Task objective: Return the complete listing that follows, with each line reproduced exactly.

Provided information:
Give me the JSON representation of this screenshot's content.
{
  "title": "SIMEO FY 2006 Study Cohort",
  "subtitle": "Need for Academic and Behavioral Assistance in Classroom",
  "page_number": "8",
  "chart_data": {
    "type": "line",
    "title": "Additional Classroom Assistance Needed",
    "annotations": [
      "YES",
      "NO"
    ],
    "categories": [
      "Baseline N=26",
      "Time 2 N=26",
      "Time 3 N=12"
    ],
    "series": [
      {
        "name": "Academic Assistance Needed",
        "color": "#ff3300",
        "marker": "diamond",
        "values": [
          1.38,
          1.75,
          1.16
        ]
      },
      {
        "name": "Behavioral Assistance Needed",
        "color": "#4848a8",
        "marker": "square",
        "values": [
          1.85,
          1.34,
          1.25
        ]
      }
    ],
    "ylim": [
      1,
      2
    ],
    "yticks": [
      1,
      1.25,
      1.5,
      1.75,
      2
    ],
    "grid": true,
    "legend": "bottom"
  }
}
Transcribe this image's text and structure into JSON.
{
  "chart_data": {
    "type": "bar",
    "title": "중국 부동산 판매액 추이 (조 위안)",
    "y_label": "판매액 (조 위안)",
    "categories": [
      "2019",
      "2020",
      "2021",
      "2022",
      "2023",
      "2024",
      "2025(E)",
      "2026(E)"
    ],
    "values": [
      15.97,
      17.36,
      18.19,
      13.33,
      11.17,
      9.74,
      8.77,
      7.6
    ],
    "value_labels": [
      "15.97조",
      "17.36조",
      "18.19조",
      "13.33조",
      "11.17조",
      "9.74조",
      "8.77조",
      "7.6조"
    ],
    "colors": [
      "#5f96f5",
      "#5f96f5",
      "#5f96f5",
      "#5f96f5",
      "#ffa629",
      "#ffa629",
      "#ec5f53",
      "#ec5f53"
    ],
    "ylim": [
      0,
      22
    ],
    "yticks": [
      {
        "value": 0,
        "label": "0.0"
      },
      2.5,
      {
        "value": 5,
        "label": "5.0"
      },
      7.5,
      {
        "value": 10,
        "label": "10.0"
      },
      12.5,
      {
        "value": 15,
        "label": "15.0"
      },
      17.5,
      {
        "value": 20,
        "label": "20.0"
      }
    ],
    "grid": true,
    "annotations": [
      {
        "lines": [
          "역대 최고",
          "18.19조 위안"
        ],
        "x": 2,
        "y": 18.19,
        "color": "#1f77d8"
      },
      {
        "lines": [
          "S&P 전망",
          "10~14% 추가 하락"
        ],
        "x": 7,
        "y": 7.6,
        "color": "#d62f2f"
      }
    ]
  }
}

Task answer:
Give me the JSON representation of this screenshot's content.
{
  "title": "SIMEO FY 2006 Study Cohort",
  "subtitle": "Need for Academic and Behavioral Assistance in Classroom",
  "page_number": "8",
  "chart_data": {
    "type": "line",
    "title": "Additional Classroom Assistance Needed",
    "annotations": [
      "YES",
      "NO"
    ],
    "categories": [
      "Baseline N=26",
      "Time 2 N=26",
      "Time 3 N=12"
    ],
    "series": [
      {
        "name": "Academic Assistance Needed",
        "color": "#ff3300",
        "marker": "diamond",
        "values": [
          1.38,
          1.75,
          1.16
        ]
      },
      {
        "name": "Behavioral Assistance Needed",
        "color": "#4848a8",
        "marker": "square",
        "values": [
          1.85,
          1.34,
          1.25
        ]
      }
    ],
    "ylim": [
      1,
      2
    ],
    "yticks": [
      1,
      1.25,
      1.5,
      1.75,
      2
    ],
    "grid": true,
    "legend": "bottom"
  }
}
Transcribe this image's text and structure into JSON.
{
  "chart_data": {
    "type": "bar",
    "title": "중국 부동산 판매액 추이 (조 위안)",
    "y_label": "판매액 (조 위안)",
    "categories": [
      "2019",
      "2020",
      "2021",
      "2022",
      "2023",
      "2024",
      "2025(E)",
      "2026(E)"
    ],
    "values": [
      15.97,
      17.36,
      18.19,
      13.33,
      11.17,
      9.74,
      8.77,
      7.6
    ],
    "value_labels": [
      "15.97조",
      "17.36조",
      "18.19조",
      "13.33조",
      "11.17조",
      "9.74조",
      "8.77조",
      "7.6조"
    ],
    "colors": [
      "#5f96f5",
      "#5f96f5",
      "#5f96f5",
      "#5f96f5",
      "#ffa629",
      "#ffa629",
      "#ec5f53",
      "#ec5f53"
    ],
    "ylim": [
      0,
      22
    ],
    "yticks": [
      {
        "value": 0,
        "label": "0.0"
      },
      2.5,
      {
        "value": 5,
        "label": "5.0"
      },
      7.5,
      {
        "value": 10,
        "label": "10.0"
      },
      12.5,
      {
        "value": 15,
        "label": "15.0"
      },
      17.5,
      {
        "value": 20,
        "label": "20.0"
      }
    ],
    "grid": true,
    "annotations": [
      {
        "lines": [
          "역대 최고",
          "18.19조 위안"
        ],
        "x": 2,
        "y": 18.19,
        "color": "#1f77d8"
      },
      {
        "lines": [
          "S&P 전망",
          "10~14% 추가 하락"
        ],
        "x": 7,
        "y": 7.6,
        "color": "#d62f2f"
      }
    ]
  }
}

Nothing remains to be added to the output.